§ **Task**: Without including any pictures, write out all the entries exactly.

§ **Records for this exercise**:
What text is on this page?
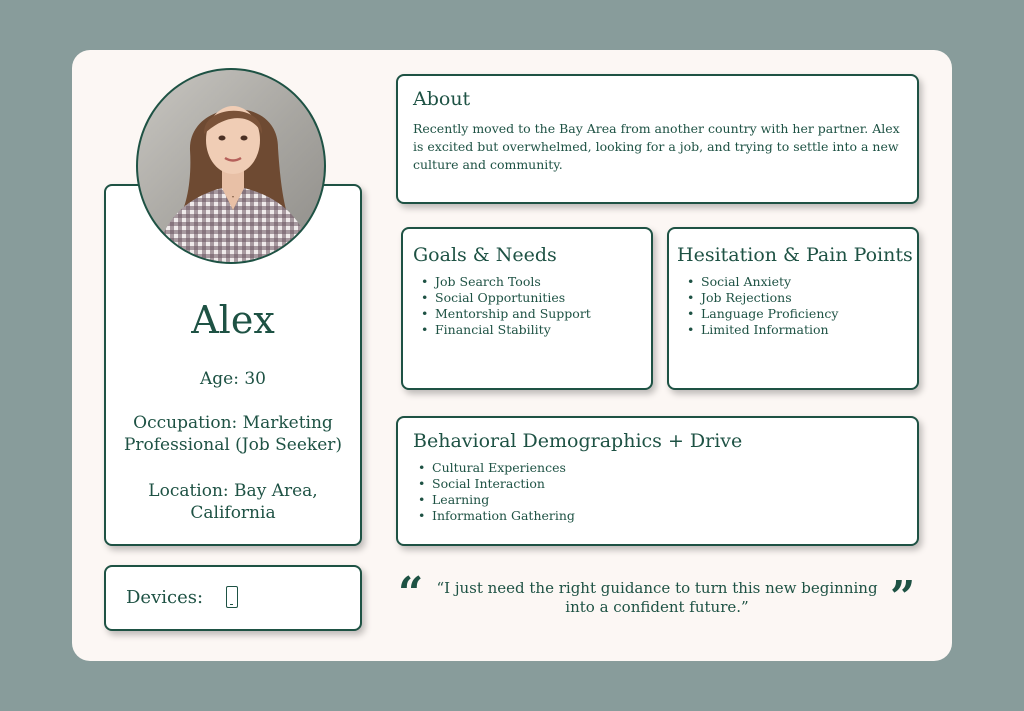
Alex
Age: 30
Occupation: Marketing Professional (Job Seeker)
Location: Bay Area, California
Devices:
About
Recently moved to the Bay Area from another country with her partner. Alex is excited but overwhelmed, looking for a job, and trying to settle into a new culture and community.
Goals & Needs
• Job Search Tools
• Social Opportunities
• Mentorship and Support
• Financial Stability
Hesitation & Pain Points
• Social Anxiety
• Job Rejections
• Language Proficiency
• Limited Information
Behavioral Demographics + Drive
• Cultural Experiences
• Social Interaction
• Learning
• Information Gathering
“ “I just need the right guidance to turn this new beginning into a confident future.”	”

§ **Written answer**:
What text is on this page?
Alex
Age: 30
Occupation: Marketing Professional (Job Seeker)
Location: Bay Area, California
Devices:
About
Recently moved to the Bay Area from another country with her partner. Alex is excited but overwhelmed, looking for a job, and trying to settle into a new culture and community.
Goals & Needs
• Job Search Tools
• Social Opportunities
• Mentorship and Support
• Financial Stability
Hesitation & Pain Points
• Social Anxiety
• Job Rejections
• Language Proficiency
• Limited Information
Behavioral Demographics + Drive
• Cultural Experiences
• Social Interaction
• Learning
• Information Gathering
“ “I just need the right guidance to turn this new beginning into a confident future.”	”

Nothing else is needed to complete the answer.